Work request:
Repeat the data exactly as it appears.
━━━━━━━━━━━━━━━━━━━━
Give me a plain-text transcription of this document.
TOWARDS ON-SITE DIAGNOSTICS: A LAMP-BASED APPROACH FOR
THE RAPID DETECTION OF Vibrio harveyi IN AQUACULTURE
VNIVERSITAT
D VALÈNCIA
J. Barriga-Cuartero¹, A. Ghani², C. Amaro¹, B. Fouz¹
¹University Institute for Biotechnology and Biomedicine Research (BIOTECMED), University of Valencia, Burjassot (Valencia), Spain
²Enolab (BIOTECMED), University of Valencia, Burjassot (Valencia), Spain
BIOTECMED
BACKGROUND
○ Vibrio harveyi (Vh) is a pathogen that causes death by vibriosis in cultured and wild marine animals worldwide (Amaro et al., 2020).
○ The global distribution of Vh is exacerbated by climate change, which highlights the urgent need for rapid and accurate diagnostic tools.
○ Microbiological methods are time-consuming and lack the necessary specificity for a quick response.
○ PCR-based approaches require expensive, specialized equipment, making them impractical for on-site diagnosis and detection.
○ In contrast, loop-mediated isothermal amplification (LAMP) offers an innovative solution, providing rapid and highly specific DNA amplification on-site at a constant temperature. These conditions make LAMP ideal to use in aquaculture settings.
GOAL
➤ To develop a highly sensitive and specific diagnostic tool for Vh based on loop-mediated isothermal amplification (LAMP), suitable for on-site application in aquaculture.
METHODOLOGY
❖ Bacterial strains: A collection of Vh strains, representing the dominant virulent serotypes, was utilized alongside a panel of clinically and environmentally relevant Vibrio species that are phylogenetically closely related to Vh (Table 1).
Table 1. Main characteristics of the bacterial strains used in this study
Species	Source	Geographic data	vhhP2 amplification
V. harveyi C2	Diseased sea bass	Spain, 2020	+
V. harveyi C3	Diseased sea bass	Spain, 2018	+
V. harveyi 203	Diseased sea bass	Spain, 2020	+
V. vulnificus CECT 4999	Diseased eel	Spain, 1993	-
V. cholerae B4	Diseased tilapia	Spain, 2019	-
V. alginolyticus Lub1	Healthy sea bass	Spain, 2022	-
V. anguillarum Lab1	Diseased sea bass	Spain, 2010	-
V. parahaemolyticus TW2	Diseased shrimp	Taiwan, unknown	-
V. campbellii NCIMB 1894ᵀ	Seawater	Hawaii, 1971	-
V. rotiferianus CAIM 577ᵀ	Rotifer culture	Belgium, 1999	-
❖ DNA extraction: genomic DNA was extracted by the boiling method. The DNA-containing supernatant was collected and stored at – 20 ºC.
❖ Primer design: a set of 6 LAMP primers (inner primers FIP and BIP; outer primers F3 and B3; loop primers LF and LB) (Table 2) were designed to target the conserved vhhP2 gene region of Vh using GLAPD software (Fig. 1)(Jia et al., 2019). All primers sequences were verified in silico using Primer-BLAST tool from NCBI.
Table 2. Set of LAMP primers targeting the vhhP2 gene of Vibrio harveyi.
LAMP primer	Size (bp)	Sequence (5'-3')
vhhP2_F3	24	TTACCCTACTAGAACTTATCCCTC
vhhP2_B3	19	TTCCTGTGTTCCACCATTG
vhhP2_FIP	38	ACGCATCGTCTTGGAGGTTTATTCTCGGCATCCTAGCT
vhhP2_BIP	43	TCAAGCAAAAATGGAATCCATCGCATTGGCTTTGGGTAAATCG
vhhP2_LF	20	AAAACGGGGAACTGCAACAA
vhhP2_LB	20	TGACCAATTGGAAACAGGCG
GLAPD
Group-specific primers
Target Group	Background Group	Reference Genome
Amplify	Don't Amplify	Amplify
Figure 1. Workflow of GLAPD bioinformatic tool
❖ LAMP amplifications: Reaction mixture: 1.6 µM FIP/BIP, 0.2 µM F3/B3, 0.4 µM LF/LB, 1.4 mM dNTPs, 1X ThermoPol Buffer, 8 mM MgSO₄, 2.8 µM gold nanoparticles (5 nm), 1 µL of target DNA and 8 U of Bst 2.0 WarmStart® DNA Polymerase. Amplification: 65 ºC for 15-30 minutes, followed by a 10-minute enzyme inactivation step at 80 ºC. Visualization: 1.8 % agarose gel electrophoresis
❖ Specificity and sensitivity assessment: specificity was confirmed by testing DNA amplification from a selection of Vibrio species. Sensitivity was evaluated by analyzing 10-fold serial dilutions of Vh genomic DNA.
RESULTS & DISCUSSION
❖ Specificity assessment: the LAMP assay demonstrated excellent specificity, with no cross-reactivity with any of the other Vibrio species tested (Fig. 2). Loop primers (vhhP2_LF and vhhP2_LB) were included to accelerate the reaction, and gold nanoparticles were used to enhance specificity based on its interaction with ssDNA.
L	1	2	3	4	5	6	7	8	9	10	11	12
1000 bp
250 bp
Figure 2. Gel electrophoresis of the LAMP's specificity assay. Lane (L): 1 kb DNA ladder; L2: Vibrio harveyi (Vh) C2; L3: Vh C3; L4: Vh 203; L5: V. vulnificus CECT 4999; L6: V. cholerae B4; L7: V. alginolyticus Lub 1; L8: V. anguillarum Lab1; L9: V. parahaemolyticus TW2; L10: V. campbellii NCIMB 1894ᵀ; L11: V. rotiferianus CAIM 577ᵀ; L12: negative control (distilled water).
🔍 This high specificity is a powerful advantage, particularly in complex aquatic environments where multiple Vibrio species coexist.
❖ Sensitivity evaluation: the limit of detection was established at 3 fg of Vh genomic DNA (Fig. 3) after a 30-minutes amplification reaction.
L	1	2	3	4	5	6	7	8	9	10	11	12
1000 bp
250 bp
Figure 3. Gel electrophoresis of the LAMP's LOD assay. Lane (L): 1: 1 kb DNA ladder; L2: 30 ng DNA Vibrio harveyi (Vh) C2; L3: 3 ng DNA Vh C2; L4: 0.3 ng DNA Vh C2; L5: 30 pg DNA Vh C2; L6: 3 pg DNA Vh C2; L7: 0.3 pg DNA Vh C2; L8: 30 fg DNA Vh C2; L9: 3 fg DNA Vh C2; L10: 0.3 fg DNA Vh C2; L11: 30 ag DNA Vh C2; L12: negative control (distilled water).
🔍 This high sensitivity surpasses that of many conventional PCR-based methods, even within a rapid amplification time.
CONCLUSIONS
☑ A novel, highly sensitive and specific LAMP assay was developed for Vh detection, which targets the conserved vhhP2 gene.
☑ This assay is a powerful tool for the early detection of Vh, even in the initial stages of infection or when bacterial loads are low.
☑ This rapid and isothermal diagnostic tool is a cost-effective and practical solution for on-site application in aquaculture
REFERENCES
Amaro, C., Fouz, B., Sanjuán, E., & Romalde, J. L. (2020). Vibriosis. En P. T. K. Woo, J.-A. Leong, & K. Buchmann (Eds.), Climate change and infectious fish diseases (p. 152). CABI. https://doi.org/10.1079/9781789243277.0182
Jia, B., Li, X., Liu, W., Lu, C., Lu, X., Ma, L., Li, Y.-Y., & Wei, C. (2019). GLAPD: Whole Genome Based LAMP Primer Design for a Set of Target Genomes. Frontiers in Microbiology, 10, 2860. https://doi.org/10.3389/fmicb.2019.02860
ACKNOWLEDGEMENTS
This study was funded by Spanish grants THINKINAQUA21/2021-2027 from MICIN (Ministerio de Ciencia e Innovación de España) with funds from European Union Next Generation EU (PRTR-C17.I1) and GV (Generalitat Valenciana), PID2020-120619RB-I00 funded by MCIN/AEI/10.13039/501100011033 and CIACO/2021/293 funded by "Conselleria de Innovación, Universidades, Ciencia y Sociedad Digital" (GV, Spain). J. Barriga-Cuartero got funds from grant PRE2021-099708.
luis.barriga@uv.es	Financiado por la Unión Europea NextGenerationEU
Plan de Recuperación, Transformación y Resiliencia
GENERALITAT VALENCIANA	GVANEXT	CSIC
━━━━━━━━━━━━━━━━━━━━
Response:
Give me a plain-text transcription of this document.
TOWARDS ON-SITE DIAGNOSTICS: A LAMP-BASED APPROACH FOR
THE RAPID DETECTION OF Vibrio harveyi IN AQUACULTURE
VNIVERSITAT
D VALÈNCIA
J. Barriga-Cuartero¹, A. Ghani², C. Amaro¹, B. Fouz¹
¹University Institute for Biotechnology and Biomedicine Research (BIOTECMED), University of Valencia, Burjassot (Valencia), Spain
²Enolab (BIOTECMED), University of Valencia, Burjassot (Valencia), Spain
BIOTECMED
BACKGROUND
○ Vibrio harveyi (Vh) is a pathogen that causes death by vibriosis in cultured and wild marine animals worldwide (Amaro et al., 2020).
○ The global distribution of Vh is exacerbated by climate change, which highlights the urgent need for rapid and accurate diagnostic tools.
○ Microbiological methods are time-consuming and lack the necessary specificity for a quick response.
○ PCR-based approaches require expensive, specialized equipment, making them impractical for on-site diagnosis and detection.
○ In contrast, loop-mediated isothermal amplification (LAMP) offers an innovative solution, providing rapid and highly specific DNA amplification on-site at a constant temperature. These conditions make LAMP ideal to use in aquaculture settings.
GOAL
➤ To develop a highly sensitive and specific diagnostic tool for Vh based on loop-mediated isothermal amplification (LAMP), suitable for on-site application in aquaculture.
METHODOLOGY
❖ Bacterial strains: A collection of Vh strains, representing the dominant virulent serotypes, was utilized alongside a panel of clinically and environmentally relevant Vibrio species that are phylogenetically closely related to Vh (Table 1).
Table 1. Main characteristics of the bacterial strains used in this study
Species	Source	Geographic data	vhhP2 amplification
V. harveyi C2	Diseased sea bass	Spain, 2020	+
V. harveyi C3	Diseased sea bass	Spain, 2018	+
V. harveyi 203	Diseased sea bass	Spain, 2020	+
V. vulnificus CECT 4999	Diseased eel	Spain, 1993	-
V. cholerae B4	Diseased tilapia	Spain, 2019	-
V. alginolyticus Lub1	Healthy sea bass	Spain, 2022	-
V. anguillarum Lab1	Diseased sea bass	Spain, 2010	-
V. parahaemolyticus TW2	Diseased shrimp	Taiwan, unknown	-
V. campbellii NCIMB 1894ᵀ	Seawater	Hawaii, 1971	-
V. rotiferianus CAIM 577ᵀ	Rotifer culture	Belgium, 1999	-
❖ DNA extraction: genomic DNA was extracted by the boiling method. The DNA-containing supernatant was collected and stored at – 20 ºC.
❖ Primer design: a set of 6 LAMP primers (inner primers FIP and BIP; outer primers F3 and B3; loop primers LF and LB) (Table 2) were designed to target the conserved vhhP2 gene region of Vh using GLAPD software (Fig. 1)(Jia et al., 2019). All primers sequences were verified in silico using Primer-BLAST tool from NCBI.
Table 2. Set of LAMP primers targeting the vhhP2 gene of Vibrio harveyi.
LAMP primer	Size (bp)	Sequence (5'-3')
vhhP2_F3	24	TTACCCTACTAGAACTTATCCCTC
vhhP2_B3	19	TTCCTGTGTTCCACCATTG
vhhP2_FIP	38	ACGCATCGTCTTGGAGGTTTATTCTCGGCATCCTAGCT
vhhP2_BIP	43	TCAAGCAAAAATGGAATCCATCGCATTGGCTTTGGGTAAATCG
vhhP2_LF	20	AAAACGGGGAACTGCAACAA
vhhP2_LB	20	TGACCAATTGGAAACAGGCG
GLAPD
Group-specific primers
Target Group	Background Group	Reference Genome
Amplify	Don't Amplify	Amplify
Figure 1. Workflow of GLAPD bioinformatic tool
❖ LAMP amplifications: Reaction mixture: 1.6 µM FIP/BIP, 0.2 µM F3/B3, 0.4 µM LF/LB, 1.4 mM dNTPs, 1X ThermoPol Buffer, 8 mM MgSO₄, 2.8 µM gold nanoparticles (5 nm), 1 µL of target DNA and 8 U of Bst 2.0 WarmStart® DNA Polymerase. Amplification: 65 ºC for 15-30 minutes, followed by a 10-minute enzyme inactivation step at 80 ºC. Visualization: 1.8 % agarose gel electrophoresis
❖ Specificity and sensitivity assessment: specificity was confirmed by testing DNA amplification from a selection of Vibrio species. Sensitivity was evaluated by analyzing 10-fold serial dilutions of Vh genomic DNA.
RESULTS & DISCUSSION
❖ Specificity assessment: the LAMP assay demonstrated excellent specificity, with no cross-reactivity with any of the other Vibrio species tested (Fig. 2). Loop primers (vhhP2_LF and vhhP2_LB) were included to accelerate the reaction, and gold nanoparticles were used to enhance specificity based on its interaction with ssDNA.
L	1	2	3	4	5	6	7	8	9	10	11	12
1000 bp
250 bp
Figure 2. Gel electrophoresis of the LAMP's specificity assay. Lane (L): 1 kb DNA ladder; L2: Vibrio harveyi (Vh) C2; L3: Vh C3; L4: Vh 203; L5: V. vulnificus CECT 4999; L6: V. cholerae B4; L7: V. alginolyticus Lub 1; L8: V. anguillarum Lab1; L9: V. parahaemolyticus TW2; L10: V. campbellii NCIMB 1894ᵀ; L11: V. rotiferianus CAIM 577ᵀ; L12: negative control (distilled water).
🔍 This high specificity is a powerful advantage, particularly in complex aquatic environments where multiple Vibrio species coexist.
❖ Sensitivity evaluation: the limit of detection was established at 3 fg of Vh genomic DNA (Fig. 3) after a 30-minutes amplification reaction.
L	1	2	3	4	5	6	7	8	9	10	11	12
1000 bp
250 bp
Figure 3. Gel electrophoresis of the LAMP's LOD assay. Lane (L): 1: 1 kb DNA ladder; L2: 30 ng DNA Vibrio harveyi (Vh) C2; L3: 3 ng DNA Vh C2; L4: 0.3 ng DNA Vh C2; L5: 30 pg DNA Vh C2; L6: 3 pg DNA Vh C2; L7: 0.3 pg DNA Vh C2; L8: 30 fg DNA Vh C2; L9: 3 fg DNA Vh C2; L10: 0.3 fg DNA Vh C2; L11: 30 ag DNA Vh C2; L12: negative control (distilled water).
🔍 This high sensitivity surpasses that of many conventional PCR-based methods, even within a rapid amplification time.
CONCLUSIONS
☑ A novel, highly sensitive and specific LAMP assay was developed for Vh detection, which targets the conserved vhhP2 gene.
☑ This assay is a powerful tool for the early detection of Vh, even in the initial stages of infection or when bacterial loads are low.
☑ This rapid and isothermal diagnostic tool is a cost-effective and practical solution for on-site application in aquaculture
REFERENCES
Amaro, C., Fouz, B., Sanjuán, E., & Romalde, J. L. (2020). Vibriosis. En P. T. K. Woo, J.-A. Leong, & K. Buchmann (Eds.), Climate change and infectious fish diseases (p. 152). CABI. https://doi.org/10.1079/9781789243277.0182
Jia, B., Li, X., Liu, W., Lu, C., Lu, X., Ma, L., Li, Y.-Y., & Wei, C. (2019). GLAPD: Whole Genome Based LAMP Primer Design for a Set of Target Genomes. Frontiers in Microbiology, 10, 2860. https://doi.org/10.3389/fmicb.2019.02860
ACKNOWLEDGEMENTS
This study was funded by Spanish grants THINKINAQUA21/2021-2027 from MICIN (Ministerio de Ciencia e Innovación de España) with funds from European Union Next Generation EU (PRTR-C17.I1) and GV (Generalitat Valenciana), PID2020-120619RB-I00 funded by MCIN/AEI/10.13039/501100011033 and CIACO/2021/293 funded by "Conselleria de Innovación, Universidades, Ciencia y Sociedad Digital" (GV, Spain). J. Barriga-Cuartero got funds from grant PRE2021-099708.
luis.barriga@uv.es	Financiado por la Unión Europea NextGenerationEU
Plan de Recuperación, Transformación y Resiliencia
GENERALITAT VALENCIANA	GVANEXT	CSIC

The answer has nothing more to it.